Records contained in a dataset.
--- Start ---
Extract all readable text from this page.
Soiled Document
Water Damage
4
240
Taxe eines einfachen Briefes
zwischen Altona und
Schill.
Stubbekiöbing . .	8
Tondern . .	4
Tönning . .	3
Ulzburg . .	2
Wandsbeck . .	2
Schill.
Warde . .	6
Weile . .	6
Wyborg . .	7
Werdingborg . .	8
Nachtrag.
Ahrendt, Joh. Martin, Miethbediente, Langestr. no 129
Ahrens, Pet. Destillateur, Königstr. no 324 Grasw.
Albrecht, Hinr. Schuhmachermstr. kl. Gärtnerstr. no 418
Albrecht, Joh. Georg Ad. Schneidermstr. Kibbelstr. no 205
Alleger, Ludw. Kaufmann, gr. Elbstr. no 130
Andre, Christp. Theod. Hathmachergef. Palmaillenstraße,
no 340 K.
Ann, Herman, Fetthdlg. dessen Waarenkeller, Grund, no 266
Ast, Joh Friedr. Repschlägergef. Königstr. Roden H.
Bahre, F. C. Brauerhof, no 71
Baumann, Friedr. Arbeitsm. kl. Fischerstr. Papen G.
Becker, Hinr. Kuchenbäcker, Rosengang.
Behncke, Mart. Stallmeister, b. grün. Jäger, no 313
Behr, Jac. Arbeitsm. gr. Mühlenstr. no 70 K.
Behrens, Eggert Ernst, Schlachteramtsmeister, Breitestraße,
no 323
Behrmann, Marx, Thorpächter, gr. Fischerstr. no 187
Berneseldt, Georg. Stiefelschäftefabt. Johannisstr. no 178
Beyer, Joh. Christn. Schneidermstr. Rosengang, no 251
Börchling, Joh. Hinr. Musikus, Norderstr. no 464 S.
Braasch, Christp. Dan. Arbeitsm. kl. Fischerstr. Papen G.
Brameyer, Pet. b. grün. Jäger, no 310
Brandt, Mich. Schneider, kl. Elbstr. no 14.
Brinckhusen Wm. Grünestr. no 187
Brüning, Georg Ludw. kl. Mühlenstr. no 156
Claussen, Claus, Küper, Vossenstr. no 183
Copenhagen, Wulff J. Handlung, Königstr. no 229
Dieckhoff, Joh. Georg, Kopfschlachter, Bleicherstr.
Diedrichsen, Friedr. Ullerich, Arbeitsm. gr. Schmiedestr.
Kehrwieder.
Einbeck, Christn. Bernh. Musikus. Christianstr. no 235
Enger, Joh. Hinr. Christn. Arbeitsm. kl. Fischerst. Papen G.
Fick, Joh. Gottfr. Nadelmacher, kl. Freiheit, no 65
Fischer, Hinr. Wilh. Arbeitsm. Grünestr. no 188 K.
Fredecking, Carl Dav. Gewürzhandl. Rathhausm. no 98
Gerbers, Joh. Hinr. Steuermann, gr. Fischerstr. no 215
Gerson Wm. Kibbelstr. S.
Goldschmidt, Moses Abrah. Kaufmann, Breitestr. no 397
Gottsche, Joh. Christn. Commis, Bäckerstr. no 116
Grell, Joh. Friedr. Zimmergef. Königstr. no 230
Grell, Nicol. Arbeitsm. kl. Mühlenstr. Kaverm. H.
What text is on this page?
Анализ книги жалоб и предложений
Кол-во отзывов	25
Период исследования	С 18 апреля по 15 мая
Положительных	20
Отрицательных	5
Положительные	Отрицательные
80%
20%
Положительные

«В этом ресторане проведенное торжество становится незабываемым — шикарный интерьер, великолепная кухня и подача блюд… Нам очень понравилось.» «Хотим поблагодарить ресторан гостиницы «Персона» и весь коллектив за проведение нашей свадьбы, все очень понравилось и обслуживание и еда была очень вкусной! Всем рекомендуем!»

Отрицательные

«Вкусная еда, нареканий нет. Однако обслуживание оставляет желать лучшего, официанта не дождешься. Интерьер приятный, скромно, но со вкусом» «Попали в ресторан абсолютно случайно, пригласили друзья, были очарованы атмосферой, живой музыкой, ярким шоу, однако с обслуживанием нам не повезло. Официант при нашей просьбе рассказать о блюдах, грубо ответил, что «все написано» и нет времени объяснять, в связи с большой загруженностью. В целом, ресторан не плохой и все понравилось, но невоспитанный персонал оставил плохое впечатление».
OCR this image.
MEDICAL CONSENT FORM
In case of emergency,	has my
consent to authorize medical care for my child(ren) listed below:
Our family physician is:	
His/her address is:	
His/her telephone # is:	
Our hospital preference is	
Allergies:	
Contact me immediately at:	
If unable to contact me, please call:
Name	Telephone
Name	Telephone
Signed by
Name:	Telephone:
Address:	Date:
--- End ---
Exercise instructions.
From the listing above, collect every line that mentions the word "page".

Response to this exercise.
Extract all readable text from this page.
What text is on this page?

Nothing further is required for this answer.